PASSAGE SHOWN ▸
------------
- Noble family: Barlais
- Spouses: Isabella, Lady of Beirut Alice of Mandelée
- Father: Amalrich Barlais

= William Barlais =

Lord of Beirut in the Kingdom of Jerusalem

William or Guillaume Barlais was a Lord of Beirut in the Kingdom of Jerusalem, via his marriage to Isabella of Beirut in 1277 - he was her fourth and final husband. They died childless and she had no children from her previous three marriages to Hugh II of Cyprus, Hamo le Strange and Nicolas l’Aleman - the Lordship of Beirut thus passed to her sister Eschiva of Ibelin and her husband Humphrey of Montfort, Lord of Tyre.

==Life==
His lineage is unknown, although he may be identifiable with the William Barlais who was son of Amalrich Barlais. After Isabella's death, he remarried to Alice, daughter of William of Mandelée, Lord of Scandaleon - on William Barlais' death, Alice remarried to Ague of Bethsan.

== Bibliography ==
- Europäische Stammtafeln, Band III, Tafel 564, 631
- Charles du Cange: Les Familles d'outre-mer. Publiées par Emmanuel Guillaume-Rey. Imprimerie Impériale, Paris 1869.
------------
DATA PROVIDED ▸
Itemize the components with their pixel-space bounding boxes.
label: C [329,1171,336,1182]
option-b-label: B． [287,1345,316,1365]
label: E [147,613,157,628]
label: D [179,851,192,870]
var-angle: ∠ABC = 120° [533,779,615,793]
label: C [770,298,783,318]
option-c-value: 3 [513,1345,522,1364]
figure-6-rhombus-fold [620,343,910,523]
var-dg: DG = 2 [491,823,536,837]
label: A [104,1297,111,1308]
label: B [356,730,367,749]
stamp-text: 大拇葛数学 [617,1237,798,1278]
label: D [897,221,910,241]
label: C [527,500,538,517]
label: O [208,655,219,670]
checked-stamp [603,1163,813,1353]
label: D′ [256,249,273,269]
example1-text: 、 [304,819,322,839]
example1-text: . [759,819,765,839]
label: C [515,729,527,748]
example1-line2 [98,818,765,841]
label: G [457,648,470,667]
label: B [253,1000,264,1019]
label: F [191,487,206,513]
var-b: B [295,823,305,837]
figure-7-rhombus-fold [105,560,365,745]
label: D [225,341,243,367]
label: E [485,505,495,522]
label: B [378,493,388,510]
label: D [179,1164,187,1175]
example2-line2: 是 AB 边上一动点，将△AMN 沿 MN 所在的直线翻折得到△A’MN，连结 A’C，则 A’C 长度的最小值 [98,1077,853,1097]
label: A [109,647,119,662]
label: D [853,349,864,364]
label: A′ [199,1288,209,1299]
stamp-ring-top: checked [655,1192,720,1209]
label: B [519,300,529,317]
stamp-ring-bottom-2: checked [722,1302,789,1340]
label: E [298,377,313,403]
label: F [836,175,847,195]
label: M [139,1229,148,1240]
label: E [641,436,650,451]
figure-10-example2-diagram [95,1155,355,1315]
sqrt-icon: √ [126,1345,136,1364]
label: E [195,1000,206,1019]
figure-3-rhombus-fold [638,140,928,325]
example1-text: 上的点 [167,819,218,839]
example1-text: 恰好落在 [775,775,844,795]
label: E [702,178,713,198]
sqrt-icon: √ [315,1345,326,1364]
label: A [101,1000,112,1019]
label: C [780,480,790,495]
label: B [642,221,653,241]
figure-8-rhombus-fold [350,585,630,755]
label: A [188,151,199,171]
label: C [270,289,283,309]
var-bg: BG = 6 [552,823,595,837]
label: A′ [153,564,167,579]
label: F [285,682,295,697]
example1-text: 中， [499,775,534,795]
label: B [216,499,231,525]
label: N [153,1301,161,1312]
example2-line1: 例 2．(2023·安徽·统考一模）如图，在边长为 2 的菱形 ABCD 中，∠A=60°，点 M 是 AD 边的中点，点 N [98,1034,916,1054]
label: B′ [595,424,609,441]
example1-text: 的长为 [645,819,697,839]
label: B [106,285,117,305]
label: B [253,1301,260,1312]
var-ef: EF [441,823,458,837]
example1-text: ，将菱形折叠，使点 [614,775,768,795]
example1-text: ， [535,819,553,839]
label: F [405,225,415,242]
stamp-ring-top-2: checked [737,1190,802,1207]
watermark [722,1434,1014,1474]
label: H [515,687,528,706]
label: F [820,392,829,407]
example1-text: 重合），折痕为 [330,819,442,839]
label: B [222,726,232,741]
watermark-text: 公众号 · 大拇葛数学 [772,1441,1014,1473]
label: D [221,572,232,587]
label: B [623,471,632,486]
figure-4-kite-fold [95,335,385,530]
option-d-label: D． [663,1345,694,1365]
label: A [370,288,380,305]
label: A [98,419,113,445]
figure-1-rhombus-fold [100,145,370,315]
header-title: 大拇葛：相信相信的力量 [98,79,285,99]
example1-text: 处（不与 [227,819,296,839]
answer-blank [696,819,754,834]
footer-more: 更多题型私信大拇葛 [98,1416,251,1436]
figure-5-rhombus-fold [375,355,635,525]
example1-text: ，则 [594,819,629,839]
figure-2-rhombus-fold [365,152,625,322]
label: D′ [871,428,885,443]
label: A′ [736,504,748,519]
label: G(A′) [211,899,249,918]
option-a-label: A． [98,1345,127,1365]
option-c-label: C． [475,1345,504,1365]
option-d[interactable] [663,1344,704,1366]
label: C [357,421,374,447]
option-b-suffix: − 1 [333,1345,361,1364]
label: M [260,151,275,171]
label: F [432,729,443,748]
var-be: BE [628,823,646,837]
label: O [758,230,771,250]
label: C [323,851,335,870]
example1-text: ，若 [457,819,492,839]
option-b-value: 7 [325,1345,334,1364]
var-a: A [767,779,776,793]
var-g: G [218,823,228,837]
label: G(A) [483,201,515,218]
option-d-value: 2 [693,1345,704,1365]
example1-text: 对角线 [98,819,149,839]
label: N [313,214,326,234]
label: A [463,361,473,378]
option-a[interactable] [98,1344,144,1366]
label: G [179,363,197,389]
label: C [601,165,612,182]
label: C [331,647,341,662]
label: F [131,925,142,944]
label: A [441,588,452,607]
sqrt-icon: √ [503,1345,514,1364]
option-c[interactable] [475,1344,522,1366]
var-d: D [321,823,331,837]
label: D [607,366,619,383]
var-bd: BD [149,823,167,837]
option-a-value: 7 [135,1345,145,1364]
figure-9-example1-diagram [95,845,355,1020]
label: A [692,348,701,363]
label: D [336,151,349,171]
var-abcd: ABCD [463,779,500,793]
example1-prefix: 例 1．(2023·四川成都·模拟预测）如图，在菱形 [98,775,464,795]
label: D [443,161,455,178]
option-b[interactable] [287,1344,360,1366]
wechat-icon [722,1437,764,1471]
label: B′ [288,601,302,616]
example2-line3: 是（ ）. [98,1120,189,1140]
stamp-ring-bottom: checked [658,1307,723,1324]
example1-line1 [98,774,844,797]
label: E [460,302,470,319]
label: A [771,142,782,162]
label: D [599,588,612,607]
------------
PROBLEM 1 ▸
In the passage on William Barlais, in what year did he marry Isabella of Beirut?
PROBLEM 2 ▸
List every husband of Isabella of Beirut named in the passage on William Barlais.
PROBLEM 3 ▸
Reproduce everything in the passage on William Barlais from "William or Guillaume" down to "Impériale, Paris 1869.", character for character.

PROBLEM SOLUTION 1 ▸
1277

PROBLEM SOLUTION 2 ▸
- Hugh II of Cyprus
- Hamo le Strange
- Nicolas l’Aleman
- William Barlais

PROBLEM SOLUTION 3 ▸
William or Guillaume Barlais was a Lord of Beirut in the Kingdom of Jerusalem, via his marriage to Isabella of Beirut in 1277 - he was her fourth and final husband. They died childless and she had no children from her previous three marriages to Hugh II of Cyprus, Hamo le Strange and Nicolas l’Aleman - the Lordship of Beirut thus passed to her sister Eschiva of Ibelin and her husband Humphrey of Montfort, Lord of Tyre.

==Life==
His lineage is unknown, although he may be identifiable with the William Barlais who was son of Amalrich Barlais. After Isabella's death, he remarried to Alice, daughter of William of Mandelée, Lord of Scandaleon - on William Barlais' death, Alice remarried to Ague of Bethsan.

== Bibliography ==
- Europäische Stammtafeln, Band III, Tafel 564, 631
- Charles du Cange: Les Familles d'outre-mer. Publiées par Emmanuel Guillaume-Rey. Imprimerie Impériale, Paris 1869.